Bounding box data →

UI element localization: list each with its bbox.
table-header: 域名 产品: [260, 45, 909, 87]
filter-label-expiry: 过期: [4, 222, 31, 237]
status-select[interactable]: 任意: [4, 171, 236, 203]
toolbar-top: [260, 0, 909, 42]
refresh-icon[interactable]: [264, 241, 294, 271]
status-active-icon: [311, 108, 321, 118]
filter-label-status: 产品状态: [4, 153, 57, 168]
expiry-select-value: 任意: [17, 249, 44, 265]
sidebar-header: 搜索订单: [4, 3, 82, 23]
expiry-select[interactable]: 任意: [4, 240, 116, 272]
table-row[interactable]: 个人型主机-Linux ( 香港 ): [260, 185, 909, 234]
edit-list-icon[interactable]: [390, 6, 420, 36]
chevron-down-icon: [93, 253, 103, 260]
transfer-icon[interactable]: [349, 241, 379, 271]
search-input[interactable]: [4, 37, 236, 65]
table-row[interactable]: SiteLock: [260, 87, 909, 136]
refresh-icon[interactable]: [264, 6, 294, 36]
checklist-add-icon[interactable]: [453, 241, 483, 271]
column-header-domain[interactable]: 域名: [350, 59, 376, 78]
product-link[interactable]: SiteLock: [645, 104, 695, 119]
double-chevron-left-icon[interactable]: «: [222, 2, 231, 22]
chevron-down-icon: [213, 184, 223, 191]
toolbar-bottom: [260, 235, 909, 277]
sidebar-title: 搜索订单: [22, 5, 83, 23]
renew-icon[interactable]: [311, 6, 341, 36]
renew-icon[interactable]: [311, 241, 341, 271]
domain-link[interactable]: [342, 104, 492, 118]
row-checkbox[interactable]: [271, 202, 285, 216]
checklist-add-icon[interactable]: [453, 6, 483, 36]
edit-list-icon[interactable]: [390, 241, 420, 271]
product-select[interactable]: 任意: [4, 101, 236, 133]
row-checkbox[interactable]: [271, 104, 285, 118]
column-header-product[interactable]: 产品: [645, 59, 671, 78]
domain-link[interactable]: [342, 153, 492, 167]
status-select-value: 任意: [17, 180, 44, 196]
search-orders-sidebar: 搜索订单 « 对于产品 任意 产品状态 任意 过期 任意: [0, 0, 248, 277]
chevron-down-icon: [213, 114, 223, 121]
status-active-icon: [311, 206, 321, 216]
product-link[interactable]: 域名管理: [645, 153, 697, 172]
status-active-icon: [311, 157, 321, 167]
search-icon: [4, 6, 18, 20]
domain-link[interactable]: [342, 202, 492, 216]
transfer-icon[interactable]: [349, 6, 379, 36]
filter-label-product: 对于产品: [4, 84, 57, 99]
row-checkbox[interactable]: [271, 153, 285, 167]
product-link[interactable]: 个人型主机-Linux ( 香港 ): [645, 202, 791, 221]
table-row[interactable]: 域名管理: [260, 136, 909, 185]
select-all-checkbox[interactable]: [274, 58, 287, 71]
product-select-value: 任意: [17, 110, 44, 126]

Work to complete → Copy out, word for word, the part of the data above that runs from its first line through the line containing "product-link[interactable]: 域名管理: [645, 153, 697, 172]", including both of those lines.

Expected answer →
UI element localization: list each with its bbox.
table-header: 域名 产品: [260, 45, 909, 87]
filter-label-expiry: 过期: [4, 222, 31, 237]
status-select[interactable]: 任意: [4, 171, 236, 203]
toolbar-top: [260, 0, 909, 42]
refresh-icon[interactable]: [264, 241, 294, 271]
status-active-icon: [311, 108, 321, 118]
filter-label-status: 产品状态: [4, 153, 57, 168]
expiry-select-value: 任意: [17, 249, 44, 265]
sidebar-header: 搜索订单: [4, 3, 82, 23]
expiry-select[interactable]: 任意: [4, 240, 116, 272]
table-row[interactable]: 个人型主机-Linux ( 香港 ): [260, 185, 909, 234]
edit-list-icon[interactable]: [390, 6, 420, 36]
chevron-down-icon: [93, 253, 103, 260]
transfer-icon[interactable]: [349, 241, 379, 271]
search-input[interactable]: [4, 37, 236, 65]
table-row[interactable]: SiteLock: [260, 87, 909, 136]
refresh-icon[interactable]: [264, 6, 294, 36]
checklist-add-icon[interactable]: [453, 241, 483, 271]
column-header-domain[interactable]: 域名: [350, 59, 376, 78]
product-link[interactable]: SiteLock: [645, 104, 695, 119]
double-chevron-left-icon[interactable]: «: [222, 2, 231, 22]
chevron-down-icon: [213, 184, 223, 191]
toolbar-bottom: [260, 235, 909, 277]
sidebar-title: 搜索订单: [22, 5, 83, 23]
renew-icon[interactable]: [311, 6, 341, 36]
renew-icon[interactable]: [311, 241, 341, 271]
domain-link[interactable]: [342, 104, 492, 118]
row-checkbox[interactable]: [271, 202, 285, 216]
checklist-add-icon[interactable]: [453, 6, 483, 36]
edit-list-icon[interactable]: [390, 241, 420, 271]
product-select[interactable]: 任意: [4, 101, 236, 133]
row-checkbox[interactable]: [271, 104, 285, 118]
column-header-product[interactable]: 产品: [645, 59, 671, 78]
domain-link[interactable]: [342, 153, 492, 167]
status-select-value: 任意: [17, 180, 44, 196]
search-orders-sidebar: 搜索订单 « 对于产品 任意 产品状态 任意 过期 任意: [0, 0, 248, 277]
chevron-down-icon: [213, 114, 223, 121]
status-active-icon: [311, 206, 321, 216]
product-link[interactable]: 域名管理: [645, 153, 697, 172]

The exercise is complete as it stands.